Write out the whole of the material exactly.
## Start Provided data
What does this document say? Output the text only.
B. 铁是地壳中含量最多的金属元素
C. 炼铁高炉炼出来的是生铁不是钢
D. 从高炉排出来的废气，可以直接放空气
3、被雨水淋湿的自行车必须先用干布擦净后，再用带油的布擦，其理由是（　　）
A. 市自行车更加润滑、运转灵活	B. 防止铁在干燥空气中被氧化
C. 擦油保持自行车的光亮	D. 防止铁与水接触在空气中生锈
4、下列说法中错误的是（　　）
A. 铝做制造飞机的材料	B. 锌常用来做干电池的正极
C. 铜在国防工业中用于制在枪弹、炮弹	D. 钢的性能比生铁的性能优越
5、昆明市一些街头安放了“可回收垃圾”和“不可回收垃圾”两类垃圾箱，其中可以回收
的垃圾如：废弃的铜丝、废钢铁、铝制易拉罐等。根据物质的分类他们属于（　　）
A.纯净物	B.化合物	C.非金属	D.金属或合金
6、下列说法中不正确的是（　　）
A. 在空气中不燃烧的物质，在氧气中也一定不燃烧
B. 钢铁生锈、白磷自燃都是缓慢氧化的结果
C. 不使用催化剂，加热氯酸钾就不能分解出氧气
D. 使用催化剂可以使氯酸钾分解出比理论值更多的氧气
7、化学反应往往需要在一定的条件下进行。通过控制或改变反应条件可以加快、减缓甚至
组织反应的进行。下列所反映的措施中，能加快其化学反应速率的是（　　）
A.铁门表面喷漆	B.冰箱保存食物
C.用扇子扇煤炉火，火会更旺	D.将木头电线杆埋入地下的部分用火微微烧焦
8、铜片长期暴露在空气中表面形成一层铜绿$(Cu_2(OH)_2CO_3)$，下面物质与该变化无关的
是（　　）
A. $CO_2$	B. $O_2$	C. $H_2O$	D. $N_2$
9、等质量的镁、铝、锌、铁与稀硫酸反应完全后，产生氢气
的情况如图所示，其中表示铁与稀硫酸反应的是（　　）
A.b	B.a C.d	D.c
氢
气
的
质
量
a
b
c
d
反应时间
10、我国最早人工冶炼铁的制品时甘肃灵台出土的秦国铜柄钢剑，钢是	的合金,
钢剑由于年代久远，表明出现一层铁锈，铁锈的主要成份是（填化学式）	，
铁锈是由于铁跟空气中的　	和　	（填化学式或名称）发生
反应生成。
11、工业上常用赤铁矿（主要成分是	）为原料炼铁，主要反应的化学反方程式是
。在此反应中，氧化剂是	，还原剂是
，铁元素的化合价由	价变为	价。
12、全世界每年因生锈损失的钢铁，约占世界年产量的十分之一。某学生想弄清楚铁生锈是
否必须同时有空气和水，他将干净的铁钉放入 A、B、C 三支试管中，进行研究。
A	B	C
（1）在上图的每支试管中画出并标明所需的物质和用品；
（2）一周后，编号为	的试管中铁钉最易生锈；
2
## End Provided data
** Response for this exercise **
What does this document say? Output the text only.
B. 铁是地壳中含量最多的金属元素
C. 炼铁高炉炼出来的是生铁不是钢
D. 从高炉排出来的废气，可以直接放空气
3、被雨水淋湿的自行车必须先用干布擦净后，再用带油的布擦，其理由是（　　）
A. 市自行车更加润滑、运转灵活	B. 防止铁在干燥空气中被氧化
C. 擦油保持自行车的光亮	D. 防止铁与水接触在空气中生锈
4、下列说法中错误的是（　　）
A. 铝做制造飞机的材料	B. 锌常用来做干电池的正极
C. 铜在国防工业中用于制在枪弹、炮弹	D. 钢的性能比生铁的性能优越
5、昆明市一些街头安放了“可回收垃圾”和“不可回收垃圾”两类垃圾箱，其中可以回收
的垃圾如：废弃的铜丝、废钢铁、铝制易拉罐等。根据物质的分类他们属于（　　）
A.纯净物	B.化合物	C.非金属	D.金属或合金
6、下列说法中不正确的是（　　）
A. 在空气中不燃烧的物质，在氧气中也一定不燃烧
B. 钢铁生锈、白磷自燃都是缓慢氧化的结果
C. 不使用催化剂，加热氯酸钾就不能分解出氧气
D. 使用催化剂可以使氯酸钾分解出比理论值更多的氧气
7、化学反应往往需要在一定的条件下进行。通过控制或改变反应条件可以加快、减缓甚至
组织反应的进行。下列所反映的措施中，能加快其化学反应速率的是（　　）
A.铁门表面喷漆	B.冰箱保存食物
C.用扇子扇煤炉火，火会更旺	D.将木头电线杆埋入地下的部分用火微微烧焦
8、铜片长期暴露在空气中表面形成一层铜绿$(Cu_2(OH)_2CO_3)$，下面物质与该变化无关的
是（　　）
A. $CO_2$	B. $O_2$	C. $H_2O$	D. $N_2$
9、等质量的镁、铝、锌、铁与稀硫酸反应完全后，产生氢气
的情况如图所示，其中表示铁与稀硫酸反应的是（　　）
A.b	B.a C.d	D.c
氢
气
的
质
量
a
b
c
d
反应时间
10、我国最早人工冶炼铁的制品时甘肃灵台出土的秦国铜柄钢剑，钢是	的合金,
钢剑由于年代久远，表明出现一层铁锈，铁锈的主要成份是（填化学式）	，
铁锈是由于铁跟空气中的　	和　	（填化学式或名称）发生
反应生成。
11、工业上常用赤铁矿（主要成分是	）为原料炼铁，主要反应的化学反方程式是
。在此反应中，氧化剂是	，还原剂是
，铁元素的化合价由	价变为	价。
12、全世界每年因生锈损失的钢铁，约占世界年产量的十分之一。某学生想弄清楚铁生锈是
否必须同时有空气和水，他将干净的铁钉放入 A、B、C 三支试管中，进行研究。
A	B	C
（1）在上图的每支试管中画出并标明所需的物质和用品；
（2）一周后，编号为	的试管中铁钉最易生锈；
2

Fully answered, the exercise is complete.